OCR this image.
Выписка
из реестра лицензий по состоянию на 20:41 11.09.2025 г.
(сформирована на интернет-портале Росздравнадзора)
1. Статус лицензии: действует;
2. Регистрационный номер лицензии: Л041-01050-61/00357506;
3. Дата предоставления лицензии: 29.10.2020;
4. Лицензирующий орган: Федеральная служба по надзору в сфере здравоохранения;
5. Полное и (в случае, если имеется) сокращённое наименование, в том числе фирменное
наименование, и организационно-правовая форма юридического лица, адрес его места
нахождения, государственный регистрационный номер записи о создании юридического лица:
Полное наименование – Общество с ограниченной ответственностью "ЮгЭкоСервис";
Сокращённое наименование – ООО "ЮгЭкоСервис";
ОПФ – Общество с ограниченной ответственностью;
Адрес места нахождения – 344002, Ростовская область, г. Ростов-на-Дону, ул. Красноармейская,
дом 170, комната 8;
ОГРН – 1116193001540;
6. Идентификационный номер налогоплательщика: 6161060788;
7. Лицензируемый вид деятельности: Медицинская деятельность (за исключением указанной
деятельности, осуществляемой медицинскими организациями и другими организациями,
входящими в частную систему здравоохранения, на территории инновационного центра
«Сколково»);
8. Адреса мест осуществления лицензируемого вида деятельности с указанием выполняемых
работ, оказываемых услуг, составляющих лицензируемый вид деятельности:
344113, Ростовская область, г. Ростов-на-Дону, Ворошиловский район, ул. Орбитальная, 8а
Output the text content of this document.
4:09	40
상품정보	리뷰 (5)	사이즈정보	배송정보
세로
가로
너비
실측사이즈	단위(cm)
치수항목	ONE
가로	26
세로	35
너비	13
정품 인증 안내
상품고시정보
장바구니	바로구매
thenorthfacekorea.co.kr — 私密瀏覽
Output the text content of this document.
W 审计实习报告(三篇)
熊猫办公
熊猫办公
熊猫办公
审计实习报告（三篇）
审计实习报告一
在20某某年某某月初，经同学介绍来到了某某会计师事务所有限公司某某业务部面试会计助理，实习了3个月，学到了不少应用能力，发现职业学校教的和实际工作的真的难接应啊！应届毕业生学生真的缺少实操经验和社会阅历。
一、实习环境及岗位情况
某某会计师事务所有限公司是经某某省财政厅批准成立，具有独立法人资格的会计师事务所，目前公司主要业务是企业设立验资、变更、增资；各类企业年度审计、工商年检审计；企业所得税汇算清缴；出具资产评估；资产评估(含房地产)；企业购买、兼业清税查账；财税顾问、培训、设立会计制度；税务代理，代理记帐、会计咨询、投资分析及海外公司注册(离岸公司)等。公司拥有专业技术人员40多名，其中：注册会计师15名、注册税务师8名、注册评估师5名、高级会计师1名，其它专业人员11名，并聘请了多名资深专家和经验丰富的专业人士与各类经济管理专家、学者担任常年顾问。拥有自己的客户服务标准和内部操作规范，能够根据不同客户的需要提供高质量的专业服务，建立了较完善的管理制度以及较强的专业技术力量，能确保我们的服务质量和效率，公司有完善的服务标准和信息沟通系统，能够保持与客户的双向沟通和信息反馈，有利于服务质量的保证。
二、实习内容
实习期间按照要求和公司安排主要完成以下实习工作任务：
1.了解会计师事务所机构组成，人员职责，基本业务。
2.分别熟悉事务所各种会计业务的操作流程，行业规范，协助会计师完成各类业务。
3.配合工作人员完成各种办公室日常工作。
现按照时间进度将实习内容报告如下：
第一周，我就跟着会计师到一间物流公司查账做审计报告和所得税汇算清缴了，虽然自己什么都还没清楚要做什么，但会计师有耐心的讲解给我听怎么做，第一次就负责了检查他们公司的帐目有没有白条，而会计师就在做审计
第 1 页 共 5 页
------------------------------
### DIRECTIONS FOR THIS TASK
Pull every line holding "лицензии" out of the records.

### RESULT OF THE TASK
1. Статус лицензии: действует;
2. Регистрационный номер лицензии: Л041-01050-61/00357506;
3. Дата предоставления лицензии: 29.10.2020;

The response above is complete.